Saved data entries

+---+

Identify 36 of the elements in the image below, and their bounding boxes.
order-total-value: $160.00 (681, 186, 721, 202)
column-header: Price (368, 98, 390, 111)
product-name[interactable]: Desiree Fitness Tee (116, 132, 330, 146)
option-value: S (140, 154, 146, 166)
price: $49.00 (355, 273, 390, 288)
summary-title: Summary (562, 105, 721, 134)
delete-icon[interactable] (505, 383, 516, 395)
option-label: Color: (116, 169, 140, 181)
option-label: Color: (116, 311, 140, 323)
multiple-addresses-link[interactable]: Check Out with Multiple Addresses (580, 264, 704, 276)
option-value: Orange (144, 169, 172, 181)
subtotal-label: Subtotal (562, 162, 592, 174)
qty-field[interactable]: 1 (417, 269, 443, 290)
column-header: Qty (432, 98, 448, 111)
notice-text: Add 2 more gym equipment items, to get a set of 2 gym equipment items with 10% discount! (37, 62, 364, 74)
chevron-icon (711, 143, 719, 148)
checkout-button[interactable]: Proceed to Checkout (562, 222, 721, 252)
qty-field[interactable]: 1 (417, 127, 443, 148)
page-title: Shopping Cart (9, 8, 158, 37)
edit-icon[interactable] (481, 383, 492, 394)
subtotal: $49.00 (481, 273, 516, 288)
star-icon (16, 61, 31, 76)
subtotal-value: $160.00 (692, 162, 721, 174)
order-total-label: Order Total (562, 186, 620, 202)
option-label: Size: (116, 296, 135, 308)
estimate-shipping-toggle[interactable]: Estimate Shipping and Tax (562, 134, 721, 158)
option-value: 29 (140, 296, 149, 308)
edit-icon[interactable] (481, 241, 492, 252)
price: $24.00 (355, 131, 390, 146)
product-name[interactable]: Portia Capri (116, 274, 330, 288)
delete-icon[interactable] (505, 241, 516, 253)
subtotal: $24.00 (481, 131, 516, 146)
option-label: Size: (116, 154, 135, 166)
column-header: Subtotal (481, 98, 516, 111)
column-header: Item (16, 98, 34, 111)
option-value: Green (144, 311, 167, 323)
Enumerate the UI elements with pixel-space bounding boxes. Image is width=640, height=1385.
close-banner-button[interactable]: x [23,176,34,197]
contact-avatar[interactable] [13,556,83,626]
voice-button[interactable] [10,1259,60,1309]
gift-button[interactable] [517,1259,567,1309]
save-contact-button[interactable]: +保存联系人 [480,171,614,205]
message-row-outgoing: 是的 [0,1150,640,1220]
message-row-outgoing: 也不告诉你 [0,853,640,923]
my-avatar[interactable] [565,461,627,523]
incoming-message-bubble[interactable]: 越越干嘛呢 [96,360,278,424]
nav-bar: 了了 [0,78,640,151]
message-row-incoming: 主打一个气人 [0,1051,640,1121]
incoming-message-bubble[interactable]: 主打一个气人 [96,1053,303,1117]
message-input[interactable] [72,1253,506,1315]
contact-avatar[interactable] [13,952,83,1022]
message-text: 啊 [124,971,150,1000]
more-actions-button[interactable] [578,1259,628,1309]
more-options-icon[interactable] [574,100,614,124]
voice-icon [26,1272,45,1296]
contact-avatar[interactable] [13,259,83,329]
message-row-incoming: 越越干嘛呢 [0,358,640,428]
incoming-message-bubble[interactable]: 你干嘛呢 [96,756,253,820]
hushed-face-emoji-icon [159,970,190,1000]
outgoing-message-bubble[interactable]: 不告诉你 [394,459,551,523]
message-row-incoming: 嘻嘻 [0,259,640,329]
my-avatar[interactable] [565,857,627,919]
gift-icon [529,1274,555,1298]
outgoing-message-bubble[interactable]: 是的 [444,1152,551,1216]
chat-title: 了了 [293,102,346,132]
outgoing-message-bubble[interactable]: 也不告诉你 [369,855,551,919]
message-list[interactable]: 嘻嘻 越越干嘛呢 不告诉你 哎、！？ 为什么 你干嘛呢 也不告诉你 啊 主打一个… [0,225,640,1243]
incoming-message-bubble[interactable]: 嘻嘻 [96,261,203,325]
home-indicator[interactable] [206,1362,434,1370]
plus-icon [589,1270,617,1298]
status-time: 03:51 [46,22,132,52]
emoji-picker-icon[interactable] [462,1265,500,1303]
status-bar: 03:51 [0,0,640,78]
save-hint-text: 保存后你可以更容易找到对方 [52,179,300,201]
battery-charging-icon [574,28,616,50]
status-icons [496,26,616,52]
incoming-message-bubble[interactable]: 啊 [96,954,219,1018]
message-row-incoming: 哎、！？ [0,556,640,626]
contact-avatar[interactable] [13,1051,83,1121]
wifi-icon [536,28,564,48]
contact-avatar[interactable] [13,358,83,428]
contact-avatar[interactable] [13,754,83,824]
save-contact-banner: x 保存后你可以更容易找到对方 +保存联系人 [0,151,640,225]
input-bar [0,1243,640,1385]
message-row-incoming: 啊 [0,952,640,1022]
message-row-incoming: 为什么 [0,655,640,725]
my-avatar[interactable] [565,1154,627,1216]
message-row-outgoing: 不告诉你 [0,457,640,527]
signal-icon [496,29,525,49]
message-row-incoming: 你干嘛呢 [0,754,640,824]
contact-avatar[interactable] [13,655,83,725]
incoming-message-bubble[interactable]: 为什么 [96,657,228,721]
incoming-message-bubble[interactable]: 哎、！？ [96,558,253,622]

+---+

* _Stated exercise_
Copy all of the saved data entries above line for line, without changing anything.

* _Response to the task_
Identify 36 of the elements in the image below, and their bounding boxes.
order-total-value: $160.00 (681, 186, 721, 202)
column-header: Price (368, 98, 390, 111)
product-name[interactable]: Desiree Fitness Tee (116, 132, 330, 146)
option-value: S (140, 154, 146, 166)
price: $49.00 (355, 273, 390, 288)
summary-title: Summary (562, 105, 721, 134)
delete-icon[interactable] (505, 383, 516, 395)
option-label: Color: (116, 169, 140, 181)
option-label: Color: (116, 311, 140, 323)
multiple-addresses-link[interactable]: Check Out with Multiple Addresses (580, 264, 704, 276)
option-value: Orange (144, 169, 172, 181)
subtotal-label: Subtotal (562, 162, 592, 174)
qty-field[interactable]: 1 (417, 269, 443, 290)
column-header: Qty (432, 98, 448, 111)
notice-text: Add 2 more gym equipment items, to get a set of 2 gym equipment items with 10% discount! (37, 62, 364, 74)
chevron-icon (711, 143, 719, 148)
checkout-button[interactable]: Proceed to Checkout (562, 222, 721, 252)
qty-field[interactable]: 1 (417, 127, 443, 148)
page-title: Shopping Cart (9, 8, 158, 37)
edit-icon[interactable] (481, 383, 492, 394)
subtotal: $49.00 (481, 273, 516, 288)
star-icon (16, 61, 31, 76)
subtotal-value: $160.00 (692, 162, 721, 174)
order-total-label: Order Total (562, 186, 620, 202)
option-label: Size: (116, 296, 135, 308)
estimate-shipping-toggle[interactable]: Estimate Shipping and Tax (562, 134, 721, 158)
option-value: 29 (140, 296, 149, 308)
edit-icon[interactable] (481, 241, 492, 252)
price: $24.00 (355, 131, 390, 146)
product-name[interactable]: Portia Capri (116, 274, 330, 288)
delete-icon[interactable] (505, 241, 516, 253)
subtotal: $24.00 (481, 131, 516, 146)
option-label: Size: (116, 154, 135, 166)
column-header: Subtotal (481, 98, 516, 111)
column-header: Item (16, 98, 34, 111)
option-value: Green (144, 311, 167, 323)
Enumerate the UI elements with pixel-space bounding boxes. Image is width=640, height=1385.
close-banner-button[interactable]: x [23,176,34,197]
contact-avatar[interactable] [13,556,83,626]
voice-button[interactable] [10,1259,60,1309]
gift-button[interactable] [517,1259,567,1309]
save-contact-button[interactable]: +保存联系人 [480,171,614,205]
message-row-outgoing: 是的 [0,1150,640,1220]
message-row-outgoing: 也不告诉你 [0,853,640,923]
my-avatar[interactable] [565,461,627,523]
incoming-message-bubble[interactable]: 越越干嘛呢 [96,360,278,424]
nav-bar: 了了 [0,78,640,151]
message-row-incoming: 主打一个气人 [0,1051,640,1121]
incoming-message-bubble[interactable]: 主打一个气人 [96,1053,303,1117]
message-input[interactable] [72,1253,506,1315]
contact-avatar[interactable] [13,952,83,1022]
message-text: 啊 [124,971,150,1000]
more-actions-button[interactable] [578,1259,628,1309]
more-options-icon[interactable] [574,100,614,124]
voice-icon [26,1272,45,1296]
contact-avatar[interactable] [13,259,83,329]
message-row-incoming: 越越干嘛呢 [0,358,640,428]
incoming-message-bubble[interactable]: 你干嘛呢 [96,756,253,820]
hushed-face-emoji-icon [159,970,190,1000]
outgoing-message-bubble[interactable]: 不告诉你 [394,459,551,523]
message-row-incoming: 嘻嘻 [0,259,640,329]
my-avatar[interactable] [565,857,627,919]
gift-icon [529,1274,555,1298]
outgoing-message-bubble[interactable]: 是的 [444,1152,551,1216]
chat-title: 了了 [293,102,346,132]
outgoing-message-bubble[interactable]: 也不告诉你 [369,855,551,919]
message-list[interactable]: 嘻嘻 越越干嘛呢 不告诉你 哎、！？ 为什么 你干嘛呢 也不告诉你 啊 主打一个… [0,225,640,1243]
incoming-message-bubble[interactable]: 嘻嘻 [96,261,203,325]
home-indicator[interactable] [206,1362,434,1370]
plus-icon [589,1270,617,1298]
status-time: 03:51 [46,22,132,52]
emoji-picker-icon[interactable] [462,1265,500,1303]
status-bar: 03:51 [0,0,640,78]
save-hint-text: 保存后你可以更容易找到对方 [52,179,300,201]
battery-charging-icon [574,28,616,50]
status-icons [496,26,616,52]
incoming-message-bubble[interactable]: 啊 [96,954,219,1018]
message-row-incoming: 哎、！？ [0,556,640,626]
contact-avatar[interactable] [13,1051,83,1121]
wifi-icon [536,28,564,48]
contact-avatar[interactable] [13,358,83,428]
contact-avatar[interactable] [13,754,83,824]
save-contact-banner: x 保存后你可以更容易找到对方 +保存联系人 [0,151,640,225]
input-bar [0,1243,640,1385]
message-row-incoming: 啊 [0,952,640,1022]
message-row-incoming: 为什么 [0,655,640,725]
my-avatar[interactable] [565,1154,627,1216]
message-row-outgoing: 不告诉你 [0,457,640,527]
signal-icon [496,29,525,49]
message-row-incoming: 你干嘛呢 [0,754,640,824]
contact-avatar[interactable] [13,655,83,725]
incoming-message-bubble[interactable]: 为什么 [96,657,228,721]
incoming-message-bubble[interactable]: 哎、！？ [96,558,253,622]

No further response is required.